(Collected data)
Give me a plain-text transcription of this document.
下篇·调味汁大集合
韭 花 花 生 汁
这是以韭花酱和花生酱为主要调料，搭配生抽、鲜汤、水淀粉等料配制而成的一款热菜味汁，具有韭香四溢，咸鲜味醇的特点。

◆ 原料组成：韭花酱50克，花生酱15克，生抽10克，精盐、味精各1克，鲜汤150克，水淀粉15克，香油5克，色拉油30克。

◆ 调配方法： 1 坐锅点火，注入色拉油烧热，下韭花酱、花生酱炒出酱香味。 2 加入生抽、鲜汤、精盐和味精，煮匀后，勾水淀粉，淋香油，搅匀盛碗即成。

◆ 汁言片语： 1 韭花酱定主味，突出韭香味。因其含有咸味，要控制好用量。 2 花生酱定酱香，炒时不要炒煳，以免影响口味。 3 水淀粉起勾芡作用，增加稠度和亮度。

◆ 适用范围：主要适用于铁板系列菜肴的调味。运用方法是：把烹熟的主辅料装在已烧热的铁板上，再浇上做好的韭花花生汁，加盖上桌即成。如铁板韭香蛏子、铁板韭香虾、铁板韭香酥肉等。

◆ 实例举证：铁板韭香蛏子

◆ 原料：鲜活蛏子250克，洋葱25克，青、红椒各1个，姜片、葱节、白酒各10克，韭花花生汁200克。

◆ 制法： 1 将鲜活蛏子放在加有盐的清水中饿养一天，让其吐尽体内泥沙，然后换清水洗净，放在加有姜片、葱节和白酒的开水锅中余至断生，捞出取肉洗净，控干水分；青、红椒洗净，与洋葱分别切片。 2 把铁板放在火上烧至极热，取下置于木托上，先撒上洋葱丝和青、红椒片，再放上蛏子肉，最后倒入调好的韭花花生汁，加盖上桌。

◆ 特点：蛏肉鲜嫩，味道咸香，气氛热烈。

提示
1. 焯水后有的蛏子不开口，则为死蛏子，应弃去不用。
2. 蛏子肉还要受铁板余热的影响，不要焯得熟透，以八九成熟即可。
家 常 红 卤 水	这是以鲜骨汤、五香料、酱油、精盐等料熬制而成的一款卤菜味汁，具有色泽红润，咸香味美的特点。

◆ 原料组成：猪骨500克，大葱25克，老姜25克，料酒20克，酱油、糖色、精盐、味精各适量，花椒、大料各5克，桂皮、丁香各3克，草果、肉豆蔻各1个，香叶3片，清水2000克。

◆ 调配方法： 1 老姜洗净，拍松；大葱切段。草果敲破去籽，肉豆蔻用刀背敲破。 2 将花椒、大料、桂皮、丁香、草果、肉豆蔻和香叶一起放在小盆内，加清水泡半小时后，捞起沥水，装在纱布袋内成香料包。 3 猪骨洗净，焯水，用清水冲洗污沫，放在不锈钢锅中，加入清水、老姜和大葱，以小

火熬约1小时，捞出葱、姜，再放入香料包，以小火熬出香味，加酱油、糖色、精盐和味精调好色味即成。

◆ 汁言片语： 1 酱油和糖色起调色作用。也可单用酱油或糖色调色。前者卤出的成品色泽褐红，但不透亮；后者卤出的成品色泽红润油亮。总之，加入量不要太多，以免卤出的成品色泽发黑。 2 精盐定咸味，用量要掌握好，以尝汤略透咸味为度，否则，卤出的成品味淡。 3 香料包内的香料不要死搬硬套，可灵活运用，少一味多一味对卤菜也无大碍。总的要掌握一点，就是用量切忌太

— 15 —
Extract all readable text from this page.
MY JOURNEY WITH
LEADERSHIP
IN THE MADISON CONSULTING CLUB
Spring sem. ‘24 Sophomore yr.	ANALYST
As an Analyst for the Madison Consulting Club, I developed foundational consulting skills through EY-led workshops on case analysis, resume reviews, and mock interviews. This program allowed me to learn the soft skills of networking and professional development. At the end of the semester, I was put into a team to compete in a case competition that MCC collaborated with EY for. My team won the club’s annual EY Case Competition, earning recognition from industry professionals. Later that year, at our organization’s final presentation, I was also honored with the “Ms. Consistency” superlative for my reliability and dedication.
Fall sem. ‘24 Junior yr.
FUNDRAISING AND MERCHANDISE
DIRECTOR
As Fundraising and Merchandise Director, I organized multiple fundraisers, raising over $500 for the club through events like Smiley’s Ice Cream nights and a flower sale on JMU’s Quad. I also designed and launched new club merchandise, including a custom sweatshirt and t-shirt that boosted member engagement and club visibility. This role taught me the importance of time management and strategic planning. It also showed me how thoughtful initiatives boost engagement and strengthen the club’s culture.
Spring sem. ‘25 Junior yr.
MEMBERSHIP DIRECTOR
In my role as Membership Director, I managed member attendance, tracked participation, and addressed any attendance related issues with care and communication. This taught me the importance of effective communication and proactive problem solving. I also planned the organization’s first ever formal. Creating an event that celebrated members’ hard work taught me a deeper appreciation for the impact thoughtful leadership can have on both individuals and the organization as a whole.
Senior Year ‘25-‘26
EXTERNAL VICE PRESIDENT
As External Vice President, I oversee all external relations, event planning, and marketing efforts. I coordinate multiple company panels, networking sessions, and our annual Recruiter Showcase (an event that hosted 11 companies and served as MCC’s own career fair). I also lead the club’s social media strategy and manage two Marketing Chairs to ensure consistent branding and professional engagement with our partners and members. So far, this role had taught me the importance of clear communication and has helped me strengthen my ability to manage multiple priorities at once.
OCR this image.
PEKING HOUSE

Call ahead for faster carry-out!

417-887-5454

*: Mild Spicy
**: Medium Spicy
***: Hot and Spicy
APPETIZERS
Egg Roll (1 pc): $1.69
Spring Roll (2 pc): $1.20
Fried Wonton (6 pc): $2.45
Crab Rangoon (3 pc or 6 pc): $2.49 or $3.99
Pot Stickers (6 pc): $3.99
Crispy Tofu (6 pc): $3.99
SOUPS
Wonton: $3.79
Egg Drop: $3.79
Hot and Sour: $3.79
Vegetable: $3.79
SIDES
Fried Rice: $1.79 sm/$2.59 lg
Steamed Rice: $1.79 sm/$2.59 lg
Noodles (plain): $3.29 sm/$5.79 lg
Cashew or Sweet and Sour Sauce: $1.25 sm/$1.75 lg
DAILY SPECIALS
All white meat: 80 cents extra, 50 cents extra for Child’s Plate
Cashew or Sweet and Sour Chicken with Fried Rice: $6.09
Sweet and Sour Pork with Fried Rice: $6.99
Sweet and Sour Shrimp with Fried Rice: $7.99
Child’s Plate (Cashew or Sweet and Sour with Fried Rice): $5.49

## AIM OF THE TASK
All of the data shown above must be copied exactly.

## COMPLETE ANSWER
Give me a plain-text transcription of this document.
下篇·调味汁大集合
韭 花 花 生 汁
这是以韭花酱和花生酱为主要调料，搭配生抽、鲜汤、水淀粉等料配制而成的一款热菜味汁，具有韭香四溢，咸鲜味醇的特点。

◆ 原料组成：韭花酱50克，花生酱15克，生抽10克，精盐、味精各1克，鲜汤150克，水淀粉15克，香油5克，色拉油30克。

◆ 调配方法： 1 坐锅点火，注入色拉油烧热，下韭花酱、花生酱炒出酱香味。 2 加入生抽、鲜汤、精盐和味精，煮匀后，勾水淀粉，淋香油，搅匀盛碗即成。

◆ 汁言片语： 1 韭花酱定主味，突出韭香味。因其含有咸味，要控制好用量。 2 花生酱定酱香，炒时不要炒煳，以免影响口味。 3 水淀粉起勾芡作用，增加稠度和亮度。

◆ 适用范围：主要适用于铁板系列菜肴的调味。运用方法是：把烹熟的主辅料装在已烧热的铁板上，再浇上做好的韭花花生汁，加盖上桌即成。如铁板韭香蛏子、铁板韭香虾、铁板韭香酥肉等。

◆ 实例举证：铁板韭香蛏子

◆ 原料：鲜活蛏子250克，洋葱25克，青、红椒各1个，姜片、葱节、白酒各10克，韭花花生汁200克。

◆ 制法： 1 将鲜活蛏子放在加有盐的清水中饿养一天，让其吐尽体内泥沙，然后换清水洗净，放在加有姜片、葱节和白酒的开水锅中余至断生，捞出取肉洗净，控干水分；青、红椒洗净，与洋葱分别切片。 2 把铁板放在火上烧至极热，取下置于木托上，先撒上洋葱丝和青、红椒片，再放上蛏子肉，最后倒入调好的韭花花生汁，加盖上桌。

◆ 特点：蛏肉鲜嫩，味道咸香，气氛热烈。

提示
1. 焯水后有的蛏子不开口，则为死蛏子，应弃去不用。
2. 蛏子肉还要受铁板余热的影响，不要焯得熟透，以八九成熟即可。
家 常 红 卤 水	这是以鲜骨汤、五香料、酱油、精盐等料熬制而成的一款卤菜味汁，具有色泽红润，咸香味美的特点。

◆ 原料组成：猪骨500克，大葱25克，老姜25克，料酒20克，酱油、糖色、精盐、味精各适量，花椒、大料各5克，桂皮、丁香各3克，草果、肉豆蔻各1个，香叶3片，清水2000克。

◆ 调配方法： 1 老姜洗净，拍松；大葱切段。草果敲破去籽，肉豆蔻用刀背敲破。 2 将花椒、大料、桂皮、丁香、草果、肉豆蔻和香叶一起放在小盆内，加清水泡半小时后，捞起沥水，装在纱布袋内成香料包。 3 猪骨洗净，焯水，用清水冲洗污沫，放在不锈钢锅中，加入清水、老姜和大葱，以小

火熬约1小时，捞出葱、姜，再放入香料包，以小火熬出香味，加酱油、糖色、精盐和味精调好色味即成。

◆ 汁言片语： 1 酱油和糖色起调色作用。也可单用酱油或糖色调色。前者卤出的成品色泽褐红，但不透亮；后者卤出的成品色泽红润油亮。总之，加入量不要太多，以免卤出的成品色泽发黑。 2 精盐定咸味，用量要掌握好，以尝汤略透咸味为度，否则，卤出的成品味淡。 3 香料包内的香料不要死搬硬套，可灵活运用，少一味多一味对卤菜也无大碍。总的要掌握一点，就是用量切忌太

— 15 —
Extract all readable text from this page.
MY JOURNEY WITH
LEADERSHIP
IN THE MADISON CONSULTING CLUB
Spring sem. ‘24 Sophomore yr.	ANALYST
As an Analyst for the Madison Consulting Club, I developed foundational consulting skills through EY-led workshops on case analysis, resume reviews, and mock interviews. This program allowed me to learn the soft skills of networking and professional development. At the end of the semester, I was put into a team to compete in a case competition that MCC collaborated with EY for. My team won the club’s annual EY Case Competition, earning recognition from industry professionals. Later that year, at our organization’s final presentation, I was also honored with the “Ms. Consistency” superlative for my reliability and dedication.
Fall sem. ‘24 Junior yr.
FUNDRAISING AND MERCHANDISE
DIRECTOR
As Fundraising and Merchandise Director, I organized multiple fundraisers, raising over $500 for the club through events like Smiley’s Ice Cream nights and a flower sale on JMU’s Quad. I also designed and launched new club merchandise, including a custom sweatshirt and t-shirt that boosted member engagement and club visibility. This role taught me the importance of time management and strategic planning. It also showed me how thoughtful initiatives boost engagement and strengthen the club’s culture.
Spring sem. ‘25 Junior yr.
MEMBERSHIP DIRECTOR
In my role as Membership Director, I managed member attendance, tracked participation, and addressed any attendance related issues with care and communication. This taught me the importance of effective communication and proactive problem solving. I also planned the organization’s first ever formal. Creating an event that celebrated members’ hard work taught me a deeper appreciation for the impact thoughtful leadership can have on both individuals and the organization as a whole.
Senior Year ‘25-‘26
EXTERNAL VICE PRESIDENT
As External Vice President, I oversee all external relations, event planning, and marketing efforts. I coordinate multiple company panels, networking sessions, and our annual Recruiter Showcase (an event that hosted 11 companies and served as MCC’s own career fair). I also lead the club’s social media strategy and manage two Marketing Chairs to ensure consistent branding and professional engagement with our partners and members. So far, this role had taught me the importance of clear communication and has helped me strengthen my ability to manage multiple priorities at once.
OCR this image.
PEKING HOUSE

Call ahead for faster carry-out!

417-887-5454

*: Mild Spicy
**: Medium Spicy
***: Hot and Spicy
APPETIZERS
Egg Roll (1 pc): $1.69
Spring Roll (2 pc): $1.20
Fried Wonton (6 pc): $2.45
Crab Rangoon (3 pc or 6 pc): $2.49 or $3.99
Pot Stickers (6 pc): $3.99
Crispy Tofu (6 pc): $3.99
SOUPS
Wonton: $3.79
Egg Drop: $3.79
Hot and Sour: $3.79
Vegetable: $3.79
SIDES
Fried Rice: $1.79 sm/$2.59 lg
Steamed Rice: $1.79 sm/$2.59 lg
Noodles (plain): $3.29 sm/$5.79 lg
Cashew or Sweet and Sour Sauce: $1.25 sm/$1.75 lg
DAILY SPECIALS
All white meat: 80 cents extra, 50 cents extra for Child’s Plate
Cashew or Sweet and Sour Chicken with Fried Rice: $6.09
Sweet and Sour Pork with Fried Rice: $6.99
Sweet and Sour Shrimp with Fried Rice: $7.99
Child’s Plate (Cashew or Sweet and Sour with Fried Rice): $5.49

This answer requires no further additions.